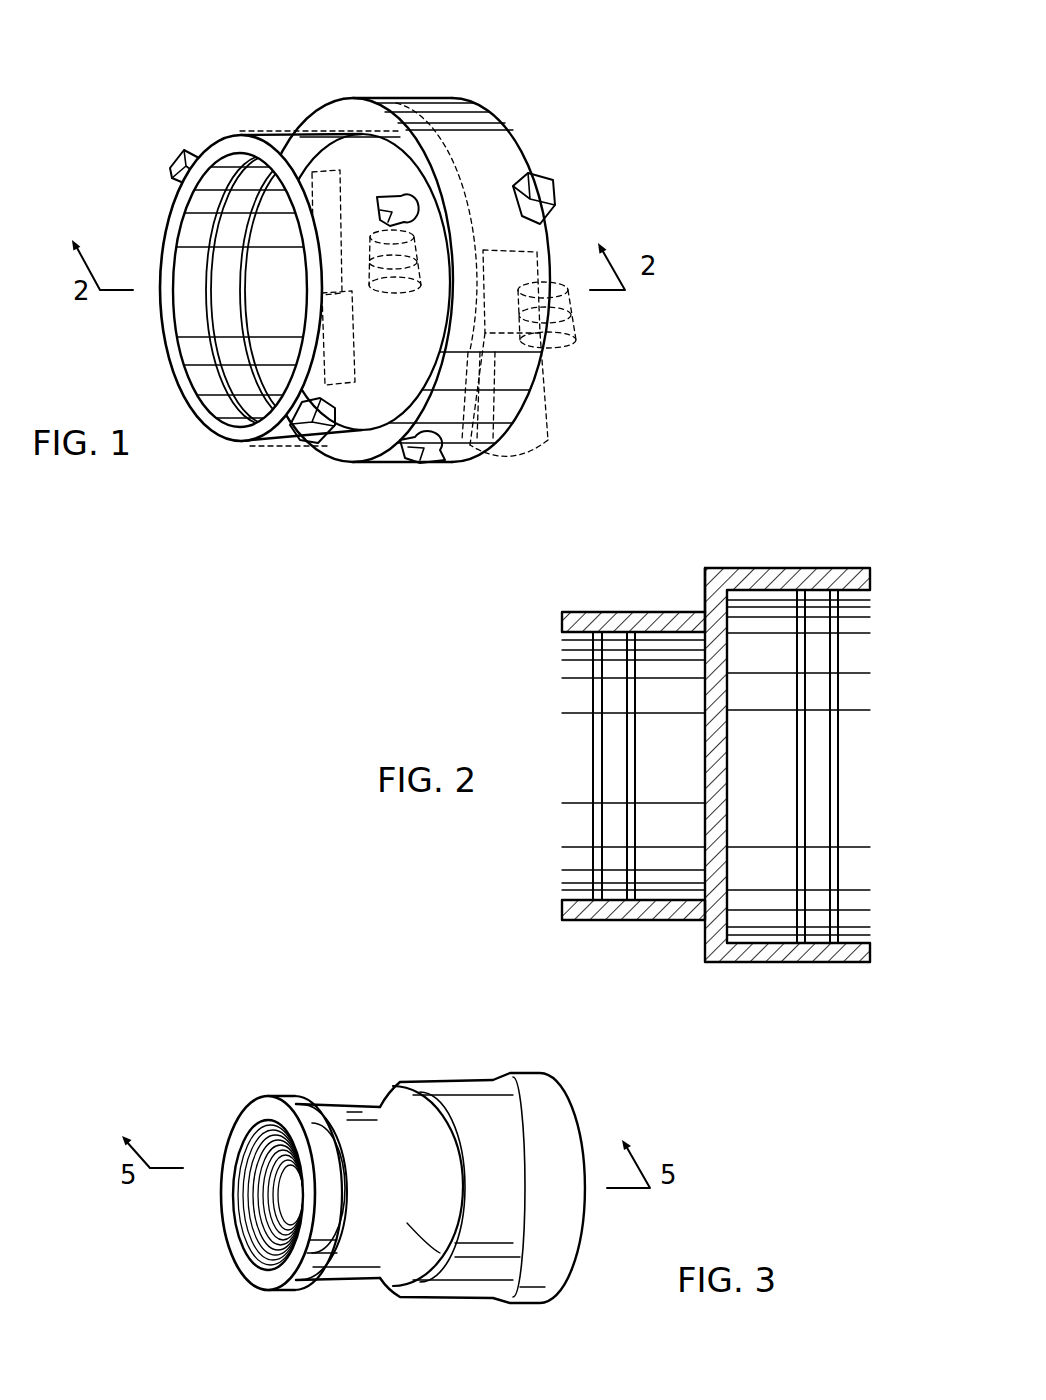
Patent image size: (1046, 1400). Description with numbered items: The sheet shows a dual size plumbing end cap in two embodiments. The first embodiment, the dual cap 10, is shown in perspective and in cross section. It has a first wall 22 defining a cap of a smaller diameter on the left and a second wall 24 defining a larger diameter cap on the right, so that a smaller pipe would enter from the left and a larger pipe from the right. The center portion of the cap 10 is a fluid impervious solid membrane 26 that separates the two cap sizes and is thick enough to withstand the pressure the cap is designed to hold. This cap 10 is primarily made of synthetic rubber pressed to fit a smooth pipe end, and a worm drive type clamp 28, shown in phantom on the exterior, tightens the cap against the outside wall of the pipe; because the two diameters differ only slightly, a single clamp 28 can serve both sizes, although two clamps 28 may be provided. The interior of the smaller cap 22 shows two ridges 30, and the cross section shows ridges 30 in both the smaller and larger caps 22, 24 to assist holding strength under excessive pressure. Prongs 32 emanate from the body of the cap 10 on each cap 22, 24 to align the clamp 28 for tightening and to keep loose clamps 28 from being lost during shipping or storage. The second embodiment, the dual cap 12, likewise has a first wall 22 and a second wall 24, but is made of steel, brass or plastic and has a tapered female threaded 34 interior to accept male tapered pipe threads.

In FIG. 1, the dual cap 10 is at (240, 70).
In FIG. 2, the dual cap 10 is at (760, 446).
In FIG. 3, the dual cap 12 is at (240, 1052).
In FIG. 1, the first wall 22 is at (168, 245).
In FIG. 2, the first wall 22 is at (630, 612).
In FIG. 3, the first wall 22 is at (318, 1122).
In FIG. 1, the second wall 24 is at (505, 133).
In FIG. 2, the second wall 24 is at (803, 575).
In FIG. 3, the second wall 24 is at (480, 1092).
In FIG. 2, the membrane 26 is at (716, 650).
In FIG. 1, the clamp 28 is at (388, 370).
In FIG. 1, the ridges 30 is at (232, 413).
In FIG. 2, the ridges 30 is at (594, 748).
In FIG. 1, the prongs 32 is at (395, 205).
In FIG. 3, the tapered female thread 34 is at (253, 1253).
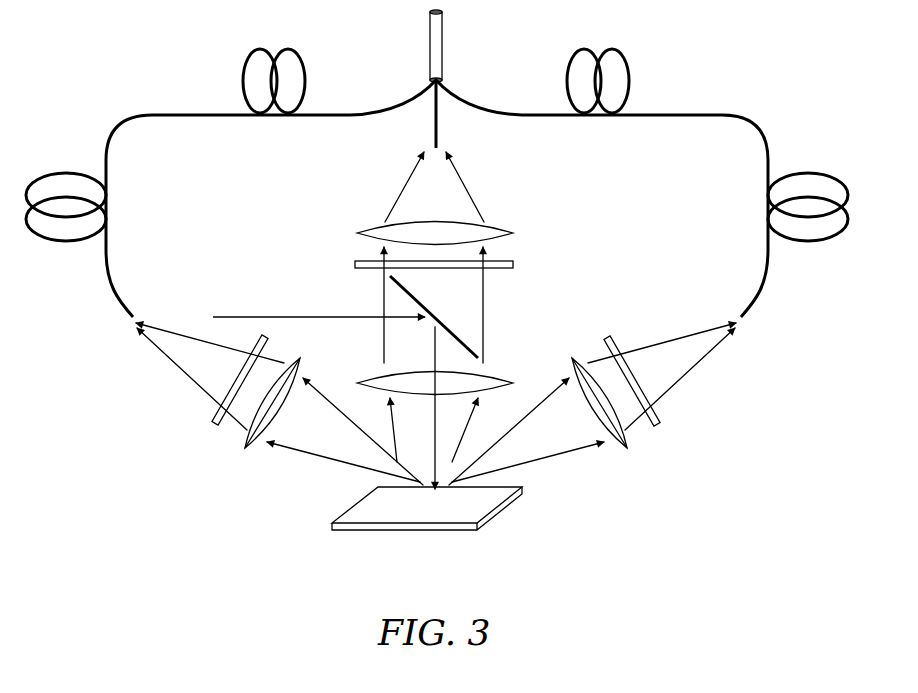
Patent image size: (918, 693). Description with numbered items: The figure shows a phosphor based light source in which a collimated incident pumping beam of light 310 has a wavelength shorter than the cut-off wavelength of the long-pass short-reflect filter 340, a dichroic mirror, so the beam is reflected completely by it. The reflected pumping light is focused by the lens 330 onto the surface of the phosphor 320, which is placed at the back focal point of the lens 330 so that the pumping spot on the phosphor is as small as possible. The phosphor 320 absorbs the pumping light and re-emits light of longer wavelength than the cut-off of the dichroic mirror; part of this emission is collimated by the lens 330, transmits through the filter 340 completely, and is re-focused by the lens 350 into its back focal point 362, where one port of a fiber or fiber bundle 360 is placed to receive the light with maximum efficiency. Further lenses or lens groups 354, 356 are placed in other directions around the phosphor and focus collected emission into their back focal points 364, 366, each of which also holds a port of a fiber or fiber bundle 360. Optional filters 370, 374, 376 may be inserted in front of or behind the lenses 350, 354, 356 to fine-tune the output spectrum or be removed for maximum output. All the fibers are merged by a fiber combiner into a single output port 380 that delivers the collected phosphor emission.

The collimated incident pumping beam of light 310 is at (248, 316).
The phosphor 320 is at (420, 532).
The lens 330 is at (490, 375).
The long-pass short-reflect filter 340 is at (448, 330).
The lens 350 is at (367, 227).
The lens 354 is at (625, 450).
The lens 356 is at (247, 450).
The fiber or fiber bundle 360 is at (152, 114).
The back focal point of lens 350 362 is at (423, 148).
The back focal point 364 is at (745, 326).
The back focal point 366 is at (129, 326).
The filter 370 is at (514, 264).
The filter 374 is at (657, 412).
The filter 376 is at (216, 410).
The fiber output connector 380 is at (443, 38).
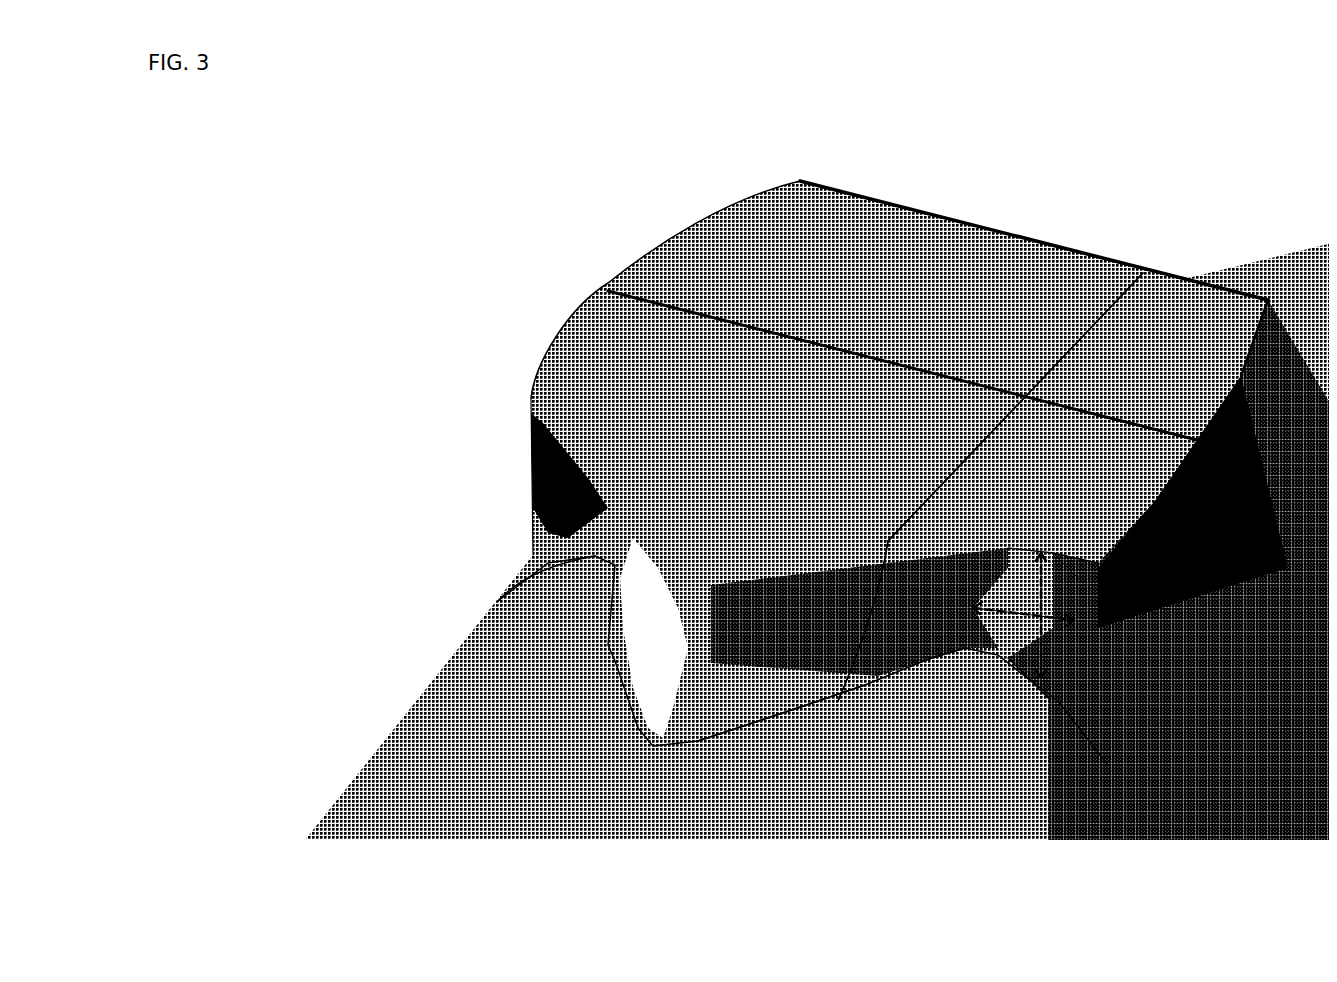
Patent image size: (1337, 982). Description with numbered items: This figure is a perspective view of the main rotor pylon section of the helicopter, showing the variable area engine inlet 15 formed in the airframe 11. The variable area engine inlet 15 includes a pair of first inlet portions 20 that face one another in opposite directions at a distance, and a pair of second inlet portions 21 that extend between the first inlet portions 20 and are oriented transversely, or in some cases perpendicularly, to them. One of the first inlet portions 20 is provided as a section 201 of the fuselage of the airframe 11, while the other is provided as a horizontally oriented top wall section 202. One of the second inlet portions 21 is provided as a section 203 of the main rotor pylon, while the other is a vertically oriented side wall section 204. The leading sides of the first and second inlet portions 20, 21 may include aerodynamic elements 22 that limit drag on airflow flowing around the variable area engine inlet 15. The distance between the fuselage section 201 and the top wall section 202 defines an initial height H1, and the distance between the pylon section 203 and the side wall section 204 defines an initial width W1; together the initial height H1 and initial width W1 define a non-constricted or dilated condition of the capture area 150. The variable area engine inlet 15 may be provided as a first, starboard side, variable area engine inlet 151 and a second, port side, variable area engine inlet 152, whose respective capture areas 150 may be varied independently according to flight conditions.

The airframe 11 is at (375, 738).
The variable area engine inlet 15 is at (528, 384).
The first inlet portions 20 is at (1023, 615).
The section of fuselage 201 is at (1004, 637).
The horizontally oriented top wall section 202 is at (1005, 540).
The second inlet portions 21 is at (1015, 407).
The section of main rotor pylon 203 is at (947, 605).
The vertically oriented side wall section 204 is at (1082, 595).
The aerodynamic elements 22 is at (1072, 572).
The capture area 150 is at (820, 519).
The first variable area engine inlet 151 is at (985, 612).
The second variable area engine inlet 152 is at (603, 532).
The initial width W1 is at (1052, 622).
The initial height H1 is at (1037, 653).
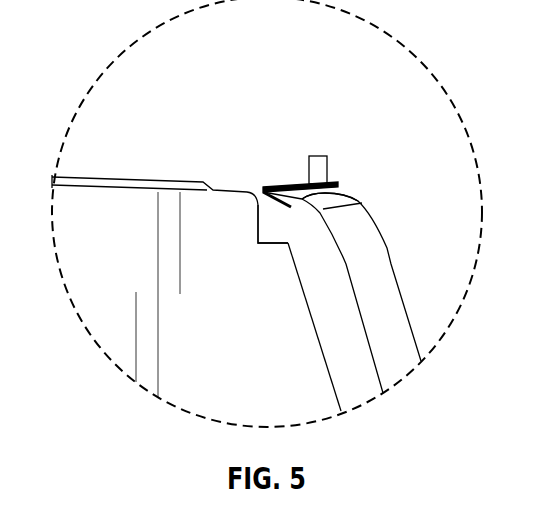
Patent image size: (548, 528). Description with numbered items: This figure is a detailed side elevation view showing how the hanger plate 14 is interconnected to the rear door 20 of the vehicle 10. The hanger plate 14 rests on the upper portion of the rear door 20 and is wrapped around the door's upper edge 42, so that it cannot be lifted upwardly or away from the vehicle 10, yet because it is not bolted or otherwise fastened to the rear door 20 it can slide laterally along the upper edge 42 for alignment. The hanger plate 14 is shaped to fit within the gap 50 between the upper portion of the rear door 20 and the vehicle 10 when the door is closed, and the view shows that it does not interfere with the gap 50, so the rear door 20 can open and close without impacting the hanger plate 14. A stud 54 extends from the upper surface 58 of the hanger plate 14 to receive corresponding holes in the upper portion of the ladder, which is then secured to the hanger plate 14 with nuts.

The vehicle 10 is at (90, 273).
The hanger plate 14 is at (338, 185).
The rear door 20 is at (384, 304).
The upper edge 42 is at (258, 226).
The gap 50 is at (257, 196).
The stud 54 is at (317, 156).
The upper surface 58 is at (288, 185).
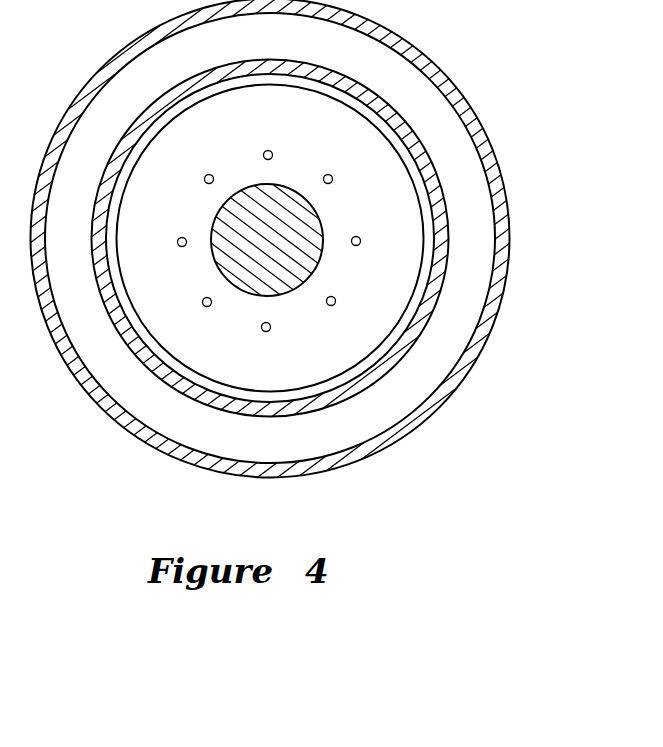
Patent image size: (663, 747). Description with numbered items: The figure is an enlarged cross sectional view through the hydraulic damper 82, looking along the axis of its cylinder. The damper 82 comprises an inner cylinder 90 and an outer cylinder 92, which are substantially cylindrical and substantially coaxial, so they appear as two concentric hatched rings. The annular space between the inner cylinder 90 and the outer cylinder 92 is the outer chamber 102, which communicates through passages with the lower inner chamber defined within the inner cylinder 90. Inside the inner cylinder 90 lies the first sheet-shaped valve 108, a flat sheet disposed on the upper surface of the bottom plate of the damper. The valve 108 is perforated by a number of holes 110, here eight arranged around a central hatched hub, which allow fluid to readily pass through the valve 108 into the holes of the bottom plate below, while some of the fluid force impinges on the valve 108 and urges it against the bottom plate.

■ ■ ■ ■

=== Request ===
Put every line of text in the data above into a Markdown table with the columns Row and Line, numbering the rows and leaving out blank lines. Leave the pictures out of the table.

=== The result ===
| Row | Line |
|---|---|
| 1 | Patent image size: (1046, 1400). Description with numbered items: The sheet shows a dual size plumbing end cap in two embodiments. The first embodiment, the dual cap 10, is shown in perspective and in cross section. It has a first wall 22 defining a cap of a smaller diameter on the left and a second wall 24 defining a larger diameter cap on the right, so that a smaller pipe would enter from the left and a larger pipe from the right. The center portion of the cap 10 is a fluid impervious solid membrane 26 that separates the two cap sizes and is thick enough to withstand the pressure the cap is designed to hold. This cap 10 is primarily made of synthetic rubber pressed to fit a smooth pipe end, and a worm drive type clamp 28, shown in phantom on the exterior, tightens the cap against the outside wall of the pipe; because the two diameters differ only slightly, a single clamp 28 can serve both sizes, although two clamps 28 may be provided. The interior of the smaller cap 22 shows two ridges 30, and the cross section shows ridges 30 in both the smaller and larger caps 22, 24 to assist holding strength under excessive pressure. Prongs 32 emanate from the body of the cap 10 on each cap 22, 24 to align the clamp 28 for tightening and to keep loose clamps 28 from being lost during shipping or storage. The second embodiment, the dual cap 12, likewise has a first wall 22 and a second wall 24, but is made of steel, brass or plastic and has a tapered female threaded 34 interior to accept male tapered pipe threads. |
| 2 | In FIG. 1, the dual cap 10 is at (240, 70). |
| 3 | In FIG. 2, the dual cap 10 is at (760, 446). |
| 4 | In FIG. 3, the dual cap 12 is at (240, 1052). |
| 5 | In FIG. 1, the first wall 22 is at (168, 245). |
| 6 | In FIG. 2, the first wall 22 is at (630, 612). |
| 7 | In FIG. 3, the first wall 22 is at (318, 1122). |
| 8 | In FIG. 1, the second wall 24 is at (505, 133). |
| 9 | In FIG. 2, the second wall 24 is at (803, 575). |
| 10 | In FIG. 3, the second wall 24 is at (480, 1092). |
| 11 | In FIG. 2, the membrane 26 is at (716, 650). |
| 12 | In FIG. 1, the clamp 28 is at (388, 370). |
| 13 | In FIG. 1, the ridges 30 is at (232, 413). |
| 14 | In FIG. 2, the ridges 30 is at (594, 748). |
| 15 | In FIG. 1, the prongs 32 is at (395, 205). |
| 16 | In FIG. 3, the tapered female thread 34 is at (253, 1253). |
| 17 | Patent image size: (918, 693). Description with numbered items: The figure shows a phosphor based light source in which a collimated incident pumping beam of light 310 has a wavelength shorter than the cut-off wavelength of the long-pass short-reflect filter 340, a dichroic mirror, so the beam is reflected completely by it. The reflected pumping light is focused by the lens 330 onto the surface of the phosphor 320, which is placed at the back focal point of the lens 330 so that the pumping spot on the phosphor is as small as possible. The phosphor 320 absorbs the pumping light and re-emits light of longer wavelength than the cut-off of the dichroic mirror; part of this emission is collimated by the lens 330, transmits through the filter 340 completely, and is re-focused by the lens 350 into its back focal point 362, where one port of a fiber or fiber bundle 360 is placed to receive the light with maximum efficiency. Further lenses or lens groups 354, 356 are placed in other directions around the phosphor and focus collected emission into their back focal points 364, 366, each of which also holds a port of a fiber or fiber bundle 360. Optional filters 370, 374, 376 may be inserted in front of or behind the lenses 350, 354, 356 to fine-tune the output spectrum or be removed for maximum output. All the fibers are merged by a fiber combiner into a single output port 380 that delivers the collected phosphor emission. |
| 18 | The collimated incident pumping beam of light 310 is at (248, 316). |
| 19 | The phosphor 320 is at (420, 532). |
| 20 | The lens 330 is at (490, 375). |
| 21 | The long-pass short-reflect filter 340 is at (448, 330). |
| 22 | The lens 350 is at (367, 227). |
| 23 | The lens 354 is at (625, 450). |
| 24 | The lens 356 is at (247, 450). |
| 25 | The fiber or fiber bundle 360 is at (152, 114). |
| 26 | The back focal point of lens 350 362 is at (423, 148). |
| 27 | The back focal point 364 is at (745, 326). |
| 28 | The back focal point 366 is at (129, 326). |
| 29 | The filter 370 is at (514, 264). |
| 30 | The filter 374 is at (657, 412). |
| 31 | The filter 376 is at (216, 410). |
| 32 | The fiber output connector 380 is at (443, 38). |
| 33 | Patent image size: (1337, 982). Description with numbered items: This figure is a perspective view of the main rotor pylon section of the helicopter, showing the variable area engine inlet 15 formed in the airframe 11. The variable area engine inlet 15 includes a pair of first inlet portions 20 that face one another in opposite directions at a distance, and a pair of second inlet portions 21 that extend between the first inlet portions 20 and are oriented transversely, or in some cases perpendicularly, to them. One of the first inlet portions 20 is provided as a section 201 of the fuselage of the airframe 11, while the other is provided as a horizontally oriented top wall section 202. One of the second inlet portions 21 is provided as a section 203 of the main rotor pylon, while the other is a vertically oriented side wall section 204. The leading sides of the first and second inlet portions 20, 21 may include aerodynamic elements 22 that limit drag on airflow flowing around the variable area engine inlet 15. The distance between the fuselage section 201 and the top wall section 202 defines an initial height H1, and the distance between the pylon section 203 and the side wall section 204 defines an initial width W1; together the initial height H1 and initial width W1 define a non-constricted or dilated condition of the capture area 150. The variable area engine inlet 15 may be provided as a first, starboard side, variable area engine inlet 151 and a second, port side, variable area engine inlet 152, whose respective capture areas 150 may be varied independently according to flight conditions. |
| 34 | The airframe 11 is at (375, 738). |
| 35 | The variable area engine inlet 15 is at (528, 384). |
| 36 | The first inlet portions 20 is at (1023, 615). |
| 37 | The section of fuselage 201 is at (1004, 637). |
| 38 | The horizontally oriented top wall section 202 is at (1005, 540). |
| 39 | The second inlet portions 21 is at (1015, 407). |
| 40 | The section of main rotor pylon 203 is at (947, 605). |
| 41 | The vertically oriented side wall section 204 is at (1082, 595). |
| 42 | The aerodynamic elements 22 is at (1072, 572). |
| 43 | The capture area 150 is at (820, 519). |
| 44 | The first variable area engine inlet 151 is at (985, 612). |
| 45 | The second variable area engine inlet 152 is at (603, 532). |
| 46 | The initial width W1 is at (1052, 622). |
| 47 | The initial height H1 is at (1037, 653). |
| 48 | Patent image size: (548, 528). Description with numbered items: This figure is a detailed side elevation view showing how the hanger plate 14 is interconnected to the rear door 20 of the vehicle 10. The hanger plate 14 rests on the upper portion of the rear door 20 and is wrapped around the door's upper edge 42, so that it cannot be lifted upwardly or away from the vehicle 10, yet because it is not bolted or otherwise fastened to the rear door 20 it can slide laterally along the upper edge 42 for alignment. The hanger plate 14 is shaped to fit within the gap 50 between the upper portion of the rear door 20 and the vehicle 10 when the door is closed, and the view shows that it does not interfere with the gap 50, so the rear door 20 can open and close without impacting the hanger plate 14. A stud 54 extends from the upper surface 58 of the hanger plate 14 to receive corresponding holes in the upper portion of the ladder, which is then secured to the hanger plate 14 with nuts. |
| 49 | The vehicle 10 is at (90, 273). |
| 50 | The hanger plate 14 is at (338, 185). |
| 51 | The rear door 20 is at (384, 304). |
| 52 | The upper edge 42 is at (258, 226). |
| 53 | The gap 50 is at (257, 196). |
| 54 | The stud 54 is at (317, 156). |
| 55 | The upper surface 58 is at (288, 185). |
| 56 | Patent image size: (663, 747). Description with numbered items: The figure is an enlarged cross sectional view through the hydraulic damper 82, looking along the axis of its cylinder. The damper 82 comprises an inner cylinder 90 and an outer cylinder 92, which are substantially cylindrical and substantially coaxial, so they appear as two concentric hatched rings. The annular space between the inner cylinder 90 and the outer cylinder 92 is the outer chamber 102, which communicates through passages with the lower inner chamber defined within the inner cylinder 90. Inside the inner cylinder 90 lies the first sheet-shaped valve 108, a flat sheet disposed on the upper surface of the bottom plate of the damper. The valve 108 is perforated by a number of holes 110, here eight arranged around a central hatched hub, which allow fluid to readily pass through the valve 108 into the holes of the bottom plate below, while some of the fluid force impinges on the valve 108 and urges it against the bottom plate. |